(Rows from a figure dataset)
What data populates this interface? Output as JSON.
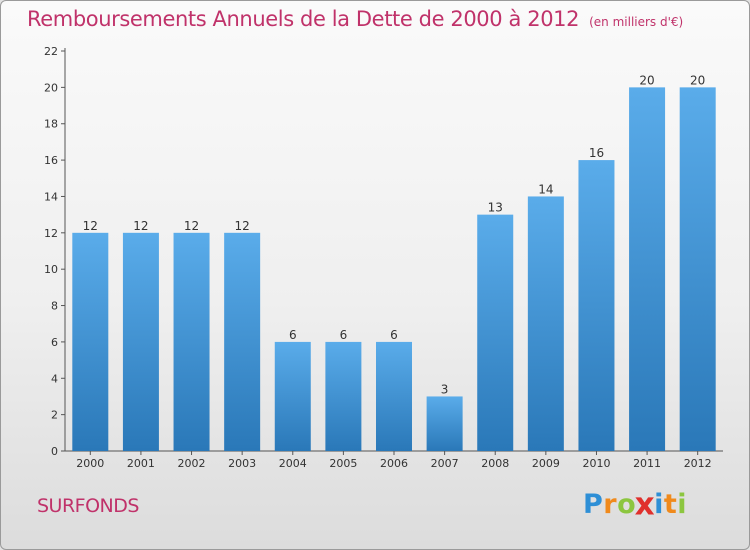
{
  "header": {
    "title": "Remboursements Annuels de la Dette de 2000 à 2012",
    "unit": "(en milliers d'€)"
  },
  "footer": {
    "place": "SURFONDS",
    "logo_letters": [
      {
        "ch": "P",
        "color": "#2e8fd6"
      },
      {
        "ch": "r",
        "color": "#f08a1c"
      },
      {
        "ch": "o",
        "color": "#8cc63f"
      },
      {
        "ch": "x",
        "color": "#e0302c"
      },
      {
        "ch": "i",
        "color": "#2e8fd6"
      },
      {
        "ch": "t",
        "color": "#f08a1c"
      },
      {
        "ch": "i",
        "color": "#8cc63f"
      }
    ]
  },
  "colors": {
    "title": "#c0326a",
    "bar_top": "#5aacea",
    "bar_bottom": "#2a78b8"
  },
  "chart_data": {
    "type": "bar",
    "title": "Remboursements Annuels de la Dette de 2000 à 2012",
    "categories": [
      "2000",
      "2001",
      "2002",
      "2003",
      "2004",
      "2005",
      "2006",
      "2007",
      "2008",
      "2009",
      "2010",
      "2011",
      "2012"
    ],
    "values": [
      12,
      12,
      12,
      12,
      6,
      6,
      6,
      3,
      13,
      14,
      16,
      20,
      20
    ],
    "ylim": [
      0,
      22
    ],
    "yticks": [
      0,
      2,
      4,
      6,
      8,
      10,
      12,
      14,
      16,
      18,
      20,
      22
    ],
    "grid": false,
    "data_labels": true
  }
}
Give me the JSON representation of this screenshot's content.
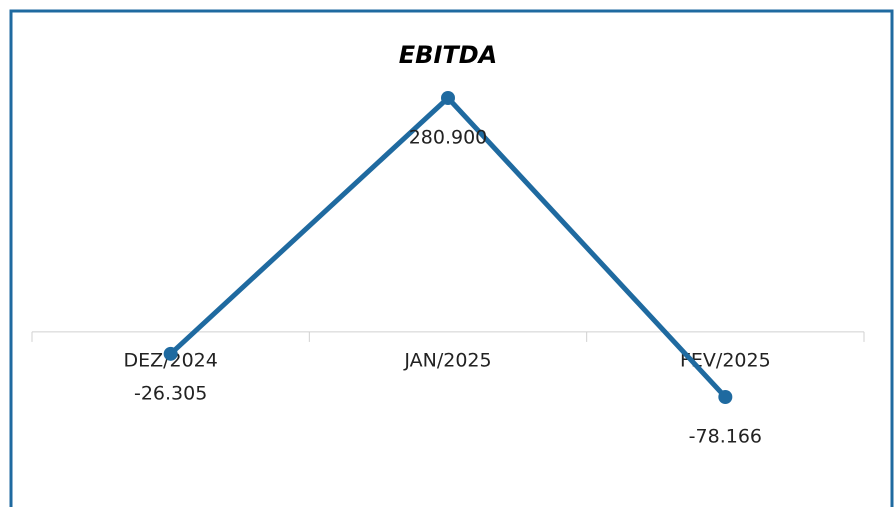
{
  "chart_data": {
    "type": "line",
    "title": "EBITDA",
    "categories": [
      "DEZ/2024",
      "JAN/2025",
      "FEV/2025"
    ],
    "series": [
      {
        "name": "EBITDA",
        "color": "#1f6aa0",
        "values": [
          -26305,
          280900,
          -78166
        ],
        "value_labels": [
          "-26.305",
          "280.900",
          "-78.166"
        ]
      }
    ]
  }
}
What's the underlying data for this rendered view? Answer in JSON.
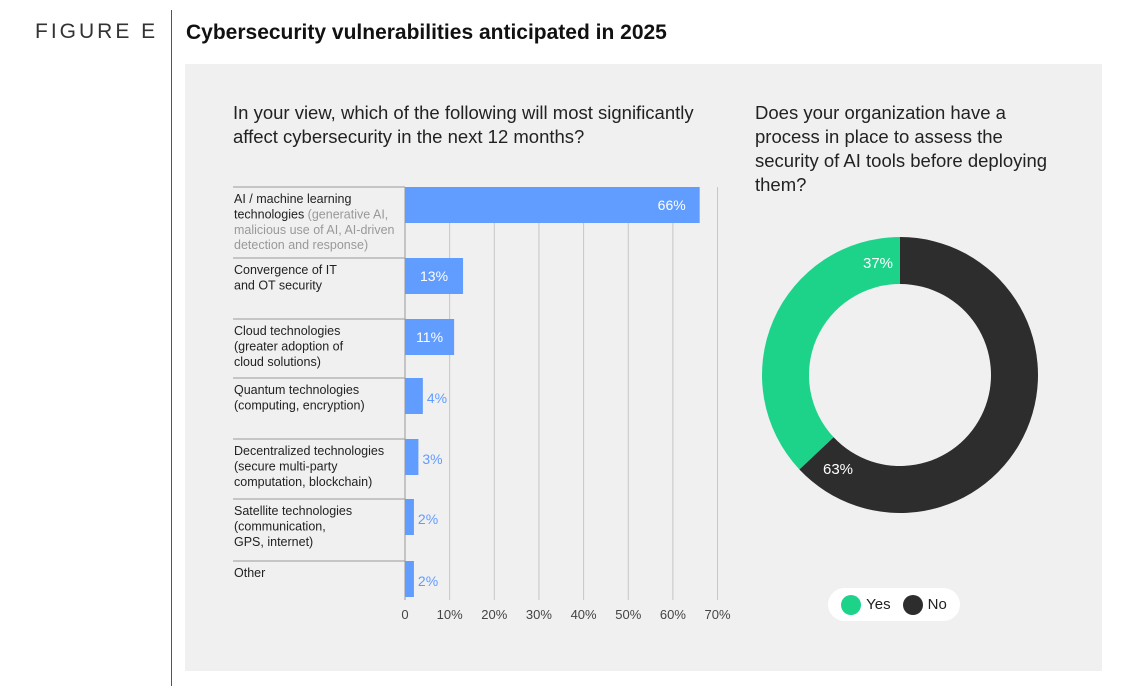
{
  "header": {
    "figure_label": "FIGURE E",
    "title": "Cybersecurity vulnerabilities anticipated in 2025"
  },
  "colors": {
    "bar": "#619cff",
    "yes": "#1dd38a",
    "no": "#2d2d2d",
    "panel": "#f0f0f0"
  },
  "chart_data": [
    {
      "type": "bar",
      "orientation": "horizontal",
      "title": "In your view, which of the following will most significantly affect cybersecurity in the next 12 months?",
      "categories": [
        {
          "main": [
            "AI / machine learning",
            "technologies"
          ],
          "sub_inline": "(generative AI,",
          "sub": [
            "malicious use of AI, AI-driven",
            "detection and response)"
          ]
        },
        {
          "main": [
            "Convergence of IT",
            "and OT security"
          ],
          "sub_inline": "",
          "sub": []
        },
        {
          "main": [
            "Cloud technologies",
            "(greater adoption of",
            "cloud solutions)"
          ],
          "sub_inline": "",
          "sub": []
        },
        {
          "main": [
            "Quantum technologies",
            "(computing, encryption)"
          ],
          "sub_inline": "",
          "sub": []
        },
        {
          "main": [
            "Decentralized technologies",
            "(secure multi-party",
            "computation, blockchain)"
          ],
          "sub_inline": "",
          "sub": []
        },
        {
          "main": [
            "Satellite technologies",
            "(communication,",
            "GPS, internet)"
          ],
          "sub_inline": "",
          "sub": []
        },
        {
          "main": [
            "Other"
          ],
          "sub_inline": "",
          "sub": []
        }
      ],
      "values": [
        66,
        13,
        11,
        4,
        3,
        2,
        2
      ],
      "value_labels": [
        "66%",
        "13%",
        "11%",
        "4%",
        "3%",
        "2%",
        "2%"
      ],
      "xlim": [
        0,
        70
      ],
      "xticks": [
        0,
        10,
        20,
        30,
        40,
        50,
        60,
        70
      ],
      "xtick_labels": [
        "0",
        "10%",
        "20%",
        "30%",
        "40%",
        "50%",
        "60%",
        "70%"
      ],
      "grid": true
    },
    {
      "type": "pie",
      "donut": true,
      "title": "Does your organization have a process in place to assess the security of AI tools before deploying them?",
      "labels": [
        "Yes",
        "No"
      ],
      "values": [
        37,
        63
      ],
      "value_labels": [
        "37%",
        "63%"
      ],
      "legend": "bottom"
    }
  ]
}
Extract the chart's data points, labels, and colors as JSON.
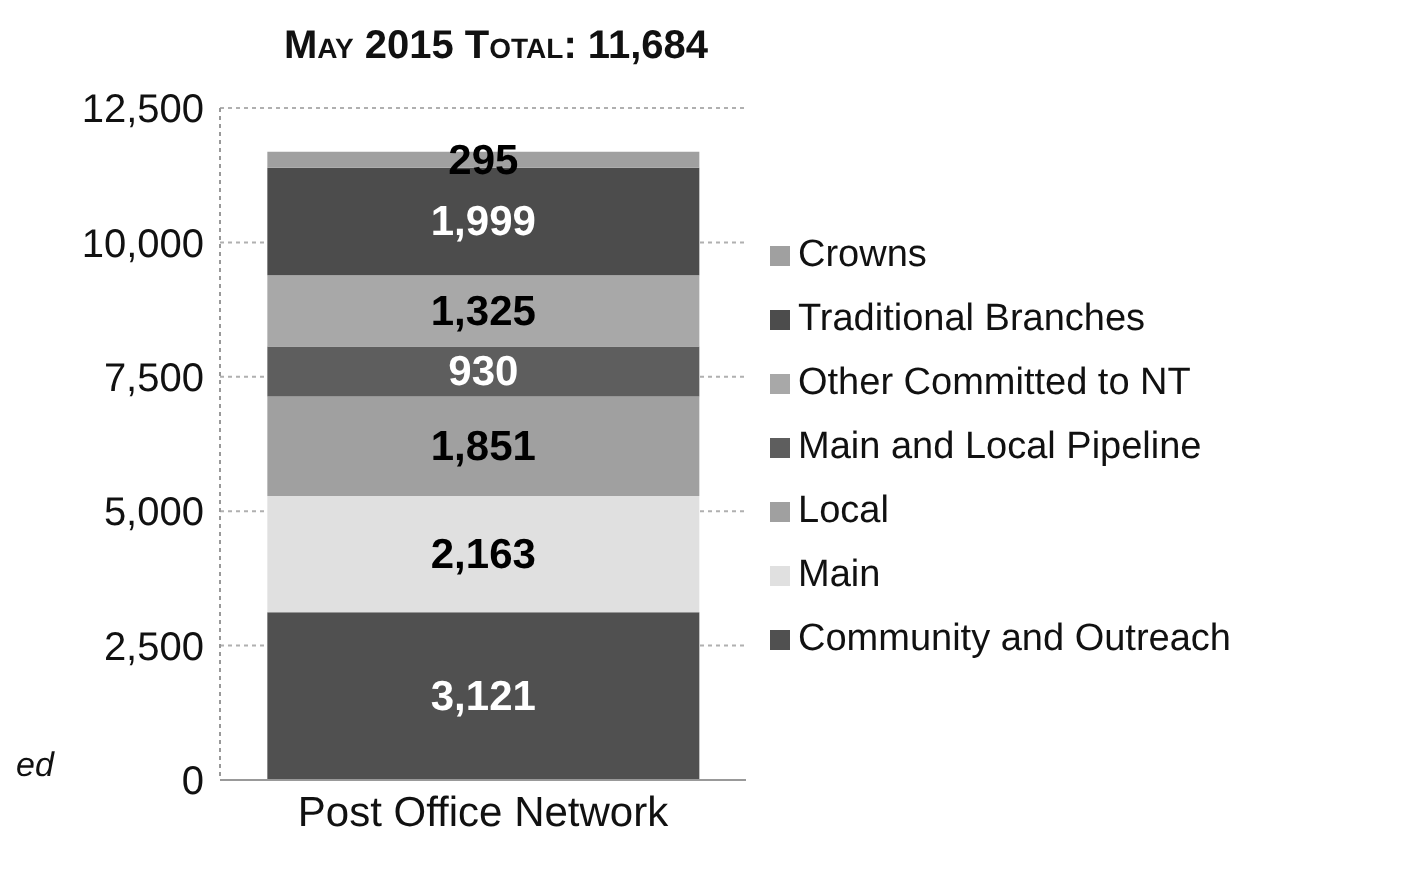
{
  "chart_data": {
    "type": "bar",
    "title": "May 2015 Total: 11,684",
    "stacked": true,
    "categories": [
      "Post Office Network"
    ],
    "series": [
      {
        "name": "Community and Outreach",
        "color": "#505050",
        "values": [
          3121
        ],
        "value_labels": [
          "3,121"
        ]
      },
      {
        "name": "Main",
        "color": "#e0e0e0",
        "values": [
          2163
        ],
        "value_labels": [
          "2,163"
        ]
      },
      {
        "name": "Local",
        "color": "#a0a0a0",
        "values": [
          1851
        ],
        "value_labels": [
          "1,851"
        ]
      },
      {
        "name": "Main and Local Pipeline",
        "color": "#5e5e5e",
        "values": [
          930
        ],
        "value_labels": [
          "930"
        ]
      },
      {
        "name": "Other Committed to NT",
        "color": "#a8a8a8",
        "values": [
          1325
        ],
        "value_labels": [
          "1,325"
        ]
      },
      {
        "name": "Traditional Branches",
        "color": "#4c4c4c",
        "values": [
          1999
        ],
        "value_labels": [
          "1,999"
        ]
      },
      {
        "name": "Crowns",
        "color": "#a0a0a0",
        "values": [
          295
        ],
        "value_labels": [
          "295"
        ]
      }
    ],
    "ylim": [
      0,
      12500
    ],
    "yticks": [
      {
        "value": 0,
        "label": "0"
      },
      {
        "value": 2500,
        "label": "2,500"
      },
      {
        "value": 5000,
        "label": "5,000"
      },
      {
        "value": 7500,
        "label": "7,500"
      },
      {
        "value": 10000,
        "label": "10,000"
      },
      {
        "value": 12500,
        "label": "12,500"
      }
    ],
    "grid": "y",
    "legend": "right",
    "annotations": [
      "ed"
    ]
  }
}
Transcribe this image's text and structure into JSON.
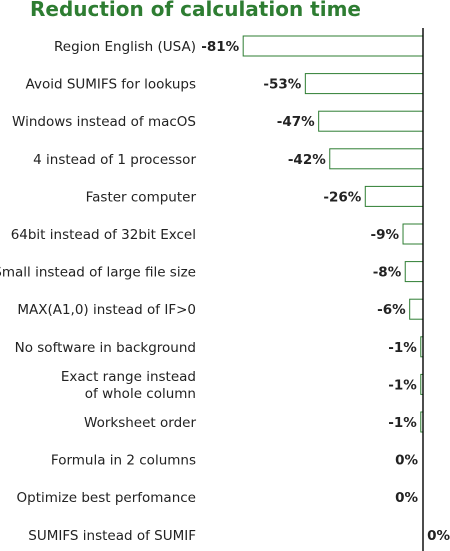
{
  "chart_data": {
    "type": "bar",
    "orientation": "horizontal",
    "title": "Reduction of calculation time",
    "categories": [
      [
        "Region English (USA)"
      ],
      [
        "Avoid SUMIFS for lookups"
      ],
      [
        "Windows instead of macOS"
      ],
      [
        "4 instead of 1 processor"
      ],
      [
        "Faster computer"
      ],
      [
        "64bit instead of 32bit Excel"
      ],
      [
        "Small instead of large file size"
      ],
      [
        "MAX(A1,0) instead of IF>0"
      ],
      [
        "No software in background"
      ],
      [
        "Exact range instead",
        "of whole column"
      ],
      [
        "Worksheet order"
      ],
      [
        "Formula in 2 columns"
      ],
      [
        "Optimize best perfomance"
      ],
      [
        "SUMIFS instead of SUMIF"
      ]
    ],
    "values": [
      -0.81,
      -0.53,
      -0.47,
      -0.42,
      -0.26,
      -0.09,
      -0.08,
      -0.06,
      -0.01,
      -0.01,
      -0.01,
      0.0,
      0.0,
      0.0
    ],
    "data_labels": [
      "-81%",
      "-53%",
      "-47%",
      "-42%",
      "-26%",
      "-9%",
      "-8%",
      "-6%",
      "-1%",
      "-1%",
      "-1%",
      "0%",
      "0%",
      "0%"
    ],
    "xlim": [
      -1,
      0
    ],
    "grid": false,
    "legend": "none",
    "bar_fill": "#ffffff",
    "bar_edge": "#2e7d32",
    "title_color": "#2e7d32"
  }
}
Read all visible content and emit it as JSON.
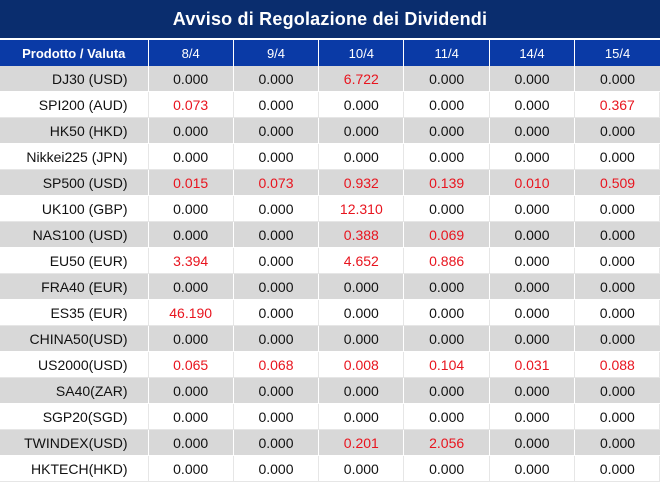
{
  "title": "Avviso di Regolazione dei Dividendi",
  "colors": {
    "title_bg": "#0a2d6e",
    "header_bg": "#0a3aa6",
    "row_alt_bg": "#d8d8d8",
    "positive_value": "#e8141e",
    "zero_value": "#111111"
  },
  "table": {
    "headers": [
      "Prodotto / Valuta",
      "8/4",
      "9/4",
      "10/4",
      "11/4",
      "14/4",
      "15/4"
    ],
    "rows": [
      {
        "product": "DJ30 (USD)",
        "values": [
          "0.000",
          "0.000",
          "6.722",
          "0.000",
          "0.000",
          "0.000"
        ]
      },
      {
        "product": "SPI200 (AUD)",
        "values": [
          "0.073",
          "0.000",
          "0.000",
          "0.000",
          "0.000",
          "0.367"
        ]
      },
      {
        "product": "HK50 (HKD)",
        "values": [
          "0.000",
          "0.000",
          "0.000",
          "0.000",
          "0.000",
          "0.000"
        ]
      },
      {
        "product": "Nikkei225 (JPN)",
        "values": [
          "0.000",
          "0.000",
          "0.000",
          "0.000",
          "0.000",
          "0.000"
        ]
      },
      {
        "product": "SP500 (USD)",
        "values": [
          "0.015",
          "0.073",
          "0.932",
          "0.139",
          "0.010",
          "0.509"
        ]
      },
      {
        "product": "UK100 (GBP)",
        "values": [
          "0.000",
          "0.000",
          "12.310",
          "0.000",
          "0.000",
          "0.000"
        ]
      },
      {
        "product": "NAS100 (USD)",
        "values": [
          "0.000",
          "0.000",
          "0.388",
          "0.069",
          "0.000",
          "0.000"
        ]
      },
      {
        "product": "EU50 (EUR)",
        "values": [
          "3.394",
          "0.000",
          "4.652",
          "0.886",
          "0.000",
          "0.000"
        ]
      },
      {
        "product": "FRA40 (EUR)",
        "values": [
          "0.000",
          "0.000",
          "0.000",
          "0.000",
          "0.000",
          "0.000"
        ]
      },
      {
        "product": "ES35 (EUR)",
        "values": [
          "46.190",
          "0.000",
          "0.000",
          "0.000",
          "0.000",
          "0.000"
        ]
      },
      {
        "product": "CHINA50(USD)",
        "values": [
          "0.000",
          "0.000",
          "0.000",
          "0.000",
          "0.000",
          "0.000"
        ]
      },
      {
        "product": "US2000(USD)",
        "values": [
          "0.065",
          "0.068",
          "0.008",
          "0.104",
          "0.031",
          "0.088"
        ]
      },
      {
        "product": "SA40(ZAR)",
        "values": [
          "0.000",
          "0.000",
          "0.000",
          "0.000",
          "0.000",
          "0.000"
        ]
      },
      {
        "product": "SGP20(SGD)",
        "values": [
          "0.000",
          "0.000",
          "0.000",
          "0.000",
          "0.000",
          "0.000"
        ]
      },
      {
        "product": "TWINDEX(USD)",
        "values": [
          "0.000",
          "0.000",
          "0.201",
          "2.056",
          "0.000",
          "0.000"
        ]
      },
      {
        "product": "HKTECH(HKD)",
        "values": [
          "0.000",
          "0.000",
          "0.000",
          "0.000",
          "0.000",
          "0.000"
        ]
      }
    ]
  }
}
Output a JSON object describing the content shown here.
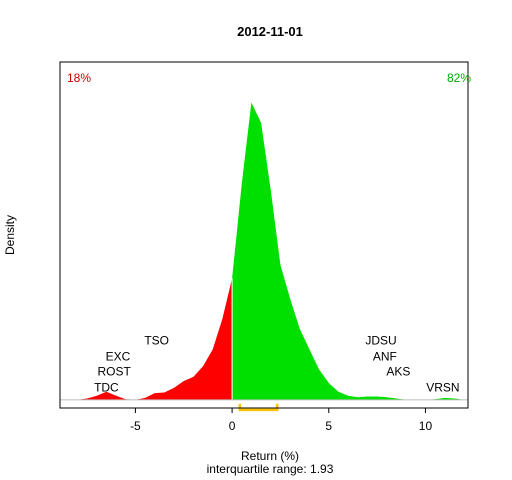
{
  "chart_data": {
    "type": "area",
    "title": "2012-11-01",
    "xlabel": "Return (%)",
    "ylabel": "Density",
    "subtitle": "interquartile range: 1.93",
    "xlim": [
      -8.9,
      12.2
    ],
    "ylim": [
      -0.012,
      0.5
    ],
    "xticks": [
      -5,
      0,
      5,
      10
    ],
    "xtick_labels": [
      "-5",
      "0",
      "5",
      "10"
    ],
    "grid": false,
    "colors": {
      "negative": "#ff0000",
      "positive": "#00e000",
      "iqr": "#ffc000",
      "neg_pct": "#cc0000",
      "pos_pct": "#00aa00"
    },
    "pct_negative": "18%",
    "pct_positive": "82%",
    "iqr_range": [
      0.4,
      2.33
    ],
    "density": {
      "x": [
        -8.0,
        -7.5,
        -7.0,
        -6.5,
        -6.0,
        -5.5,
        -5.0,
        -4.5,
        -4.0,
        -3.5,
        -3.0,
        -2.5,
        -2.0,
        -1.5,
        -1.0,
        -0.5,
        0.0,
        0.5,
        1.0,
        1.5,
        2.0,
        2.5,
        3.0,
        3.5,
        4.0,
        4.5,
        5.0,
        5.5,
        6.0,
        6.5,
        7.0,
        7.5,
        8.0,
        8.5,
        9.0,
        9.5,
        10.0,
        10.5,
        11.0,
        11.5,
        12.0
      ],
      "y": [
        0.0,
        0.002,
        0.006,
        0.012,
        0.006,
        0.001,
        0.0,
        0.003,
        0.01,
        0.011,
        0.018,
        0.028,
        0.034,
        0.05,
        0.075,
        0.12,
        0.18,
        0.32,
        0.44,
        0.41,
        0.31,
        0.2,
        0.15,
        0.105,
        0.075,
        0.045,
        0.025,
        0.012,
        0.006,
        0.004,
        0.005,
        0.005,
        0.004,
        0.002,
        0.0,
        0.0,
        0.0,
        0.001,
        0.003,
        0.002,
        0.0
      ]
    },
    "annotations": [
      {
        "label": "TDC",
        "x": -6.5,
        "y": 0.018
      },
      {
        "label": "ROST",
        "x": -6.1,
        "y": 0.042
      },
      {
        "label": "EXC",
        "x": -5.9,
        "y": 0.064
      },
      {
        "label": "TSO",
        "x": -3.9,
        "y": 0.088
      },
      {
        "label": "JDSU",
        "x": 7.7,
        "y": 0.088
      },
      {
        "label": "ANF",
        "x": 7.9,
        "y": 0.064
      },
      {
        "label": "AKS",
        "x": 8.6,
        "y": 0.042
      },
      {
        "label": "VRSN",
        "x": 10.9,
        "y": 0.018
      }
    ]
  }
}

## [Given problem]
Go through the material and copy out every line with "JSON" in it.

## [Result]
What data populates this interface? Output as JSON.
Give me the JSON representation of this screenshot's content.
What's the underlying data for this rendered view? Answer in JSON.
Extract the chart's data points, labels, and colors as JSON.
Transcribe this image's text and structure into JSON.
Read all visible content and emit it as JSON.
Output a JSON object describing the content shown here.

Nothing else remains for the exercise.